• **Description of the task**: Select the lines below containing the word "Angielski".

• **Extracted data**:
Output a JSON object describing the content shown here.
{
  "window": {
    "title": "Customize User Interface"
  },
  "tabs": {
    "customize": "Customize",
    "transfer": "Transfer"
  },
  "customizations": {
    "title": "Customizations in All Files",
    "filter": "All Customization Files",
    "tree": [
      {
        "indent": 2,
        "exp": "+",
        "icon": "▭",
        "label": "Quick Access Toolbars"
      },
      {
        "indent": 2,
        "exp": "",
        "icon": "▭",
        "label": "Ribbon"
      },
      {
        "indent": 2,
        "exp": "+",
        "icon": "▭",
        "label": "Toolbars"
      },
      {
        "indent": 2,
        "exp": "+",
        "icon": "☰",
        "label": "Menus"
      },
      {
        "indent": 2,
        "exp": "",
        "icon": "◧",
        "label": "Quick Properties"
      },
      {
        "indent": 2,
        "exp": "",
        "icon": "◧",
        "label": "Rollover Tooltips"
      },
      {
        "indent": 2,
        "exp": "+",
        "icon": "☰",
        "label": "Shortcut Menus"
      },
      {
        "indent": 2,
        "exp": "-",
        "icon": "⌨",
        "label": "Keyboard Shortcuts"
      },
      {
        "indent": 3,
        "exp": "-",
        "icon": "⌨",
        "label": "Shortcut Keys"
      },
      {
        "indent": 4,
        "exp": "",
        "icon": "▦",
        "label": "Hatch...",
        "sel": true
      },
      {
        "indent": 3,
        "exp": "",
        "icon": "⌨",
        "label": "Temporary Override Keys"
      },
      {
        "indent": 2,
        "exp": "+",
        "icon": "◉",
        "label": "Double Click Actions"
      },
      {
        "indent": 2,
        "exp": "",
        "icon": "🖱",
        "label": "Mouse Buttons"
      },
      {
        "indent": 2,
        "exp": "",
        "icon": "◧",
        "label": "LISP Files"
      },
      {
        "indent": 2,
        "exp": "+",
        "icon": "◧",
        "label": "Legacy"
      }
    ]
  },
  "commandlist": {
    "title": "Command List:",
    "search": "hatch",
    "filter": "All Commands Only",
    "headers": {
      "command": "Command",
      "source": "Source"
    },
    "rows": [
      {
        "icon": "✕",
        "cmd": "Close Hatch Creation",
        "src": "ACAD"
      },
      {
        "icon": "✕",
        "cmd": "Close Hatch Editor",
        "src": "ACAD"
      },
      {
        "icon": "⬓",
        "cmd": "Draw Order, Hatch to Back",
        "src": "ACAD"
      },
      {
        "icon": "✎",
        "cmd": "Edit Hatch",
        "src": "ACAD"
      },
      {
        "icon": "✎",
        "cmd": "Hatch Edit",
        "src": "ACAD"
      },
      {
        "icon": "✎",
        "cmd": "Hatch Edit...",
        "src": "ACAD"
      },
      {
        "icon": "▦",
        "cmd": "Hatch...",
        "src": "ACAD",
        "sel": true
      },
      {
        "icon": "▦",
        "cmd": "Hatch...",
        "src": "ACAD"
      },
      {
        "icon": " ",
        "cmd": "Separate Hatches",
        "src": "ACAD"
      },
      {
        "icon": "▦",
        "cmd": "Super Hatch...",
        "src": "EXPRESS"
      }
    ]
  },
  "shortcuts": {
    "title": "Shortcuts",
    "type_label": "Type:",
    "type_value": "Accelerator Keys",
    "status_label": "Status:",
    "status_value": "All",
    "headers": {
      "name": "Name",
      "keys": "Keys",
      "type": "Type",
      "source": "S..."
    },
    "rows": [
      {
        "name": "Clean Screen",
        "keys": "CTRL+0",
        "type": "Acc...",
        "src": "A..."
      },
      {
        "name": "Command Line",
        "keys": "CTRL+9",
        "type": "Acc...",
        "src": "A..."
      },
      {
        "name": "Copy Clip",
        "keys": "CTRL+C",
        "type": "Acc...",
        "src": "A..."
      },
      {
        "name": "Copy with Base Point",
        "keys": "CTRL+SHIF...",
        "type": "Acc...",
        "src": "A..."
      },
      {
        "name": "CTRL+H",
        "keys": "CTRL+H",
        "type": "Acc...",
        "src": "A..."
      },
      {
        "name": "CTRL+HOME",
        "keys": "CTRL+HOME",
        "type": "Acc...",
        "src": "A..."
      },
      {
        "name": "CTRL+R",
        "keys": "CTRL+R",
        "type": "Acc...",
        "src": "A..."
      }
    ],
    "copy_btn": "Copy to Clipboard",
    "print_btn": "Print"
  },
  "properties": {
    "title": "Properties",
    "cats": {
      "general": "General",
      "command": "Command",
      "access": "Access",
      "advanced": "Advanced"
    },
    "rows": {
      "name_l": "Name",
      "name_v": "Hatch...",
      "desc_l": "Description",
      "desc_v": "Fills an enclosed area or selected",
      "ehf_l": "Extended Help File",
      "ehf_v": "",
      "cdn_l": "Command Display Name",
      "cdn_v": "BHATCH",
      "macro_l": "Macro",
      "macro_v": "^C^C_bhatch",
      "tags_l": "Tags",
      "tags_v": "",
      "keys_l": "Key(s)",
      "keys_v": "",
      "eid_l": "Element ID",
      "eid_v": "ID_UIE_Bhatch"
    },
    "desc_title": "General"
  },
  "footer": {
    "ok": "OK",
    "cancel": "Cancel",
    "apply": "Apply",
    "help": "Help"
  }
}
--
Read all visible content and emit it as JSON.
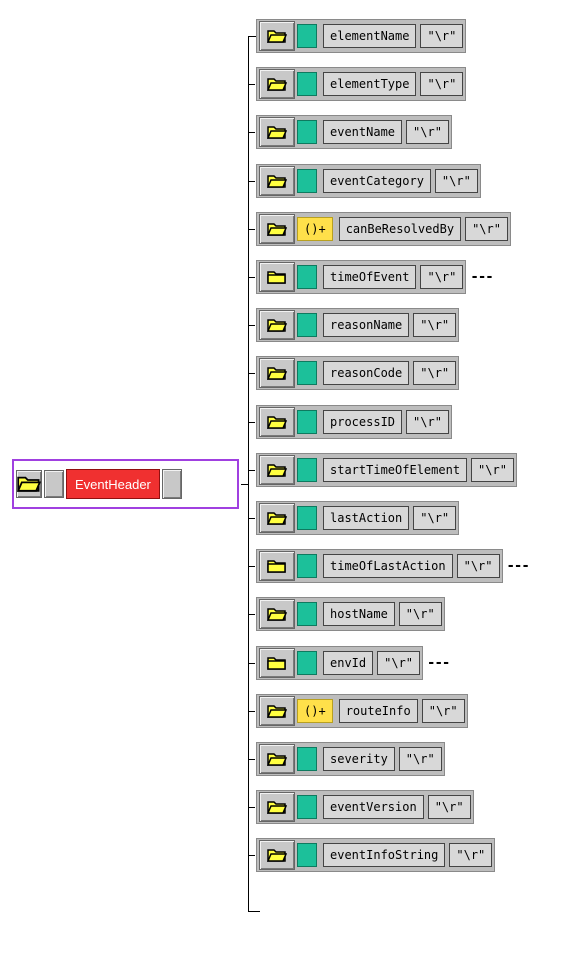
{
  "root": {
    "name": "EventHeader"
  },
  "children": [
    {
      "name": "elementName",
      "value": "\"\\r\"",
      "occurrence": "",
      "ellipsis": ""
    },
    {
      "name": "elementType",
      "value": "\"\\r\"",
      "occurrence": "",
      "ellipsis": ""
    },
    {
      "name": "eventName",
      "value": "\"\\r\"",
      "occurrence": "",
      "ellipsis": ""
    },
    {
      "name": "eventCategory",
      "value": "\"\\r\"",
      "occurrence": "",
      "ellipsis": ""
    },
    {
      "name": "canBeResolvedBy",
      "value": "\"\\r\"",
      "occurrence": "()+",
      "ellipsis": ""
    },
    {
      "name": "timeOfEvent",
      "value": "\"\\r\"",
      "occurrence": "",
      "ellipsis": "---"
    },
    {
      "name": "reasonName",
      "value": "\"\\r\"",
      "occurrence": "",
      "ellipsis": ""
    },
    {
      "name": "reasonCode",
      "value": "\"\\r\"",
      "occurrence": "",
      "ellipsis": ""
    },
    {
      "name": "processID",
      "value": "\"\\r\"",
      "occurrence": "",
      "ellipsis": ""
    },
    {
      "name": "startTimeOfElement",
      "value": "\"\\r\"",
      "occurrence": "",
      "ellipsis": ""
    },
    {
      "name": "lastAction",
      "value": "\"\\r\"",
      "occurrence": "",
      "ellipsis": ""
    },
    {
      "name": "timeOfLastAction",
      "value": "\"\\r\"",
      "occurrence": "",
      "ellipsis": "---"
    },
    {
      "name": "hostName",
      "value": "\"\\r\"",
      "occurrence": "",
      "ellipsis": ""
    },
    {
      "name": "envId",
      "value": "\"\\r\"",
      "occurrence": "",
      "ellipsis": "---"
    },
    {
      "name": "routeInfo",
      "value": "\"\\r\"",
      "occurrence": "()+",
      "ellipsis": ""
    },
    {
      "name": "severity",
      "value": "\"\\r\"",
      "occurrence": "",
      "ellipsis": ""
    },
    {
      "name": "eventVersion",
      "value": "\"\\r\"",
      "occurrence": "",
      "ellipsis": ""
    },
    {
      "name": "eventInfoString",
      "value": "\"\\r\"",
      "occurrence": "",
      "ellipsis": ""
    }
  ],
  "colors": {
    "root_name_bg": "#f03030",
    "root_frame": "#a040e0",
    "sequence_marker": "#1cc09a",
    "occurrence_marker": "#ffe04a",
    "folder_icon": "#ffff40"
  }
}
* * *
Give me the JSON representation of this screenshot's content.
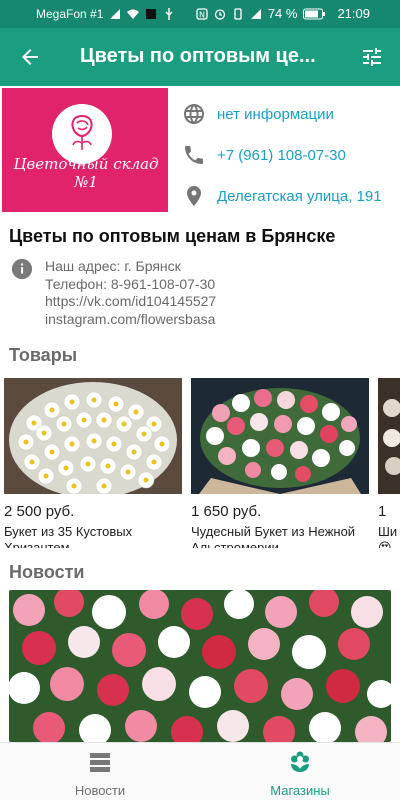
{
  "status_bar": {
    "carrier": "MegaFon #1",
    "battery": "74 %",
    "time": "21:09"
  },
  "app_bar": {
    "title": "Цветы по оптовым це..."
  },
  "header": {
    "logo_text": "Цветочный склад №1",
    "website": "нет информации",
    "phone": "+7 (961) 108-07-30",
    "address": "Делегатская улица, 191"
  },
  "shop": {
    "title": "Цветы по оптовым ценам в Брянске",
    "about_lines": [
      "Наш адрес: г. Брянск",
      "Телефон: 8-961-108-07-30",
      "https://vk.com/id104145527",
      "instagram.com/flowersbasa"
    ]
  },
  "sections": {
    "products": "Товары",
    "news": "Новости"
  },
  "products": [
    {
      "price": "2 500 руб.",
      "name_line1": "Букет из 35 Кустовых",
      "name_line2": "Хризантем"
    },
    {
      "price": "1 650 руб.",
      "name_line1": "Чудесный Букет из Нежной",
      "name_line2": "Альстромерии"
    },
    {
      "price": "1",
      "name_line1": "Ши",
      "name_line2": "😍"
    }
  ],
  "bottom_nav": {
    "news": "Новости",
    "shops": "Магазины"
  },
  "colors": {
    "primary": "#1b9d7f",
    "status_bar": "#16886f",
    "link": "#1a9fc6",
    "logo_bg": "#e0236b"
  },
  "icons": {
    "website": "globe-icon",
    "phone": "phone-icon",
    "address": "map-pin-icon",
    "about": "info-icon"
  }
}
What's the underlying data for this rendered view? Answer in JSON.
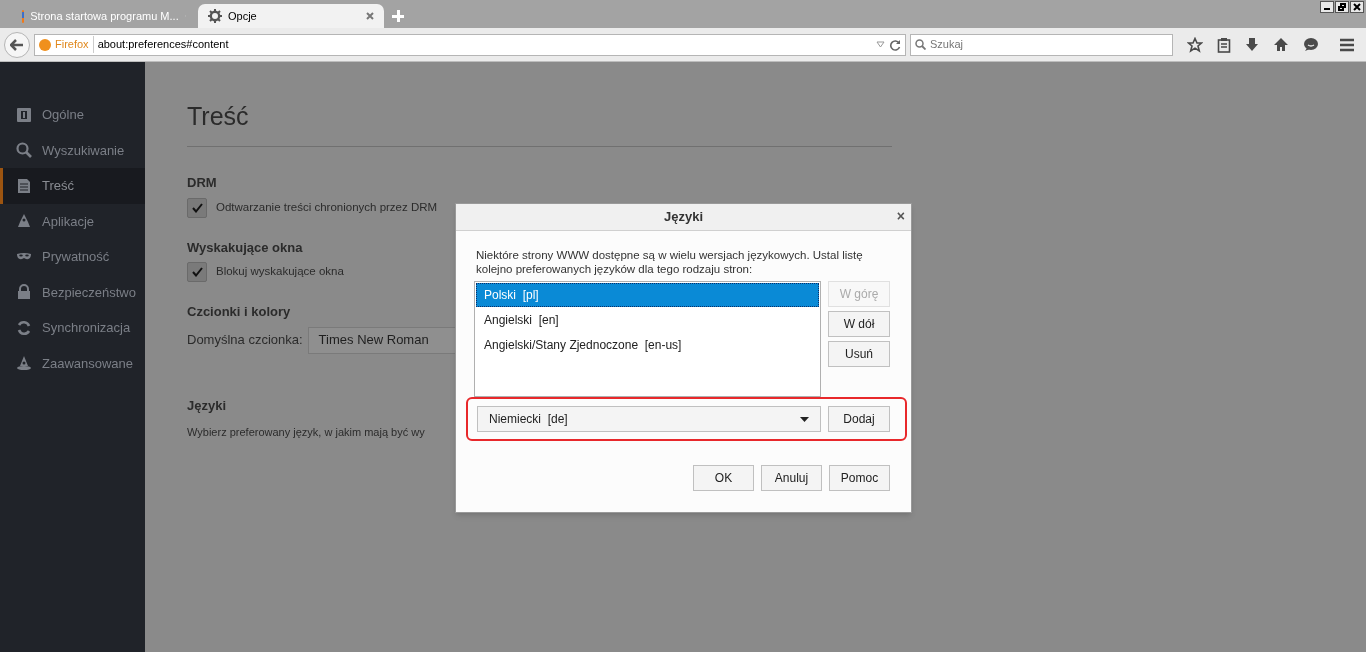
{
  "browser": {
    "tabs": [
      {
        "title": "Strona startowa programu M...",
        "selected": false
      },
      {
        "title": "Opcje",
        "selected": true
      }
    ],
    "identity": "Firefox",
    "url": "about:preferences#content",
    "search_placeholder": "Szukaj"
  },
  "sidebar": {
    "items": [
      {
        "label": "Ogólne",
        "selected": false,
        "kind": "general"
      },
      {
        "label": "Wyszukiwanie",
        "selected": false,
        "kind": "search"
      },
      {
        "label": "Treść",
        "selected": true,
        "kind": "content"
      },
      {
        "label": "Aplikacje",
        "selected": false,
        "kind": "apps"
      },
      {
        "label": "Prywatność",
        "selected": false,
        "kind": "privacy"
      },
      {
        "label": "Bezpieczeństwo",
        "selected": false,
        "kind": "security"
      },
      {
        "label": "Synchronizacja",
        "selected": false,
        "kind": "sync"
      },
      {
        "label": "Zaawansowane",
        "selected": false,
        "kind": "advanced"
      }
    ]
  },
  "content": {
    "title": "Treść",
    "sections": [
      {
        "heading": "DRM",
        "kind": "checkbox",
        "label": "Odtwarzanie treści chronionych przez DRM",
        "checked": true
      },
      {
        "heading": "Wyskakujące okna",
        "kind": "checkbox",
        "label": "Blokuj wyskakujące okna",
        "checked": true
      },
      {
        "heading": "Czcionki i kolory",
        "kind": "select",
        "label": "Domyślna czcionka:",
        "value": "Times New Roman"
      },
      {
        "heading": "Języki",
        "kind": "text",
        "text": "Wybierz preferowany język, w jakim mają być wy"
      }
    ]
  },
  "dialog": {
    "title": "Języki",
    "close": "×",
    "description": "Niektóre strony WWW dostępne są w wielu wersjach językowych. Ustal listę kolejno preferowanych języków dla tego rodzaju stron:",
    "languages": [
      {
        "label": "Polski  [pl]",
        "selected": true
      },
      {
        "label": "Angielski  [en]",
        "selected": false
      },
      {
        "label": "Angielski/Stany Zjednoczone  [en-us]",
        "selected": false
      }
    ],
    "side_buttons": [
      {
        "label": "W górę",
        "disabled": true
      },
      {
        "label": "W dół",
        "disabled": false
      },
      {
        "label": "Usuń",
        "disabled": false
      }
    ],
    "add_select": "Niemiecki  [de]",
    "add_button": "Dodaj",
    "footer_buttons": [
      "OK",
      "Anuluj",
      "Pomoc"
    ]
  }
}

• **Task response**:
        "label": "Angielski  [en]",
        "label": "Angielski/Stany Zjednoczone  [en-us]",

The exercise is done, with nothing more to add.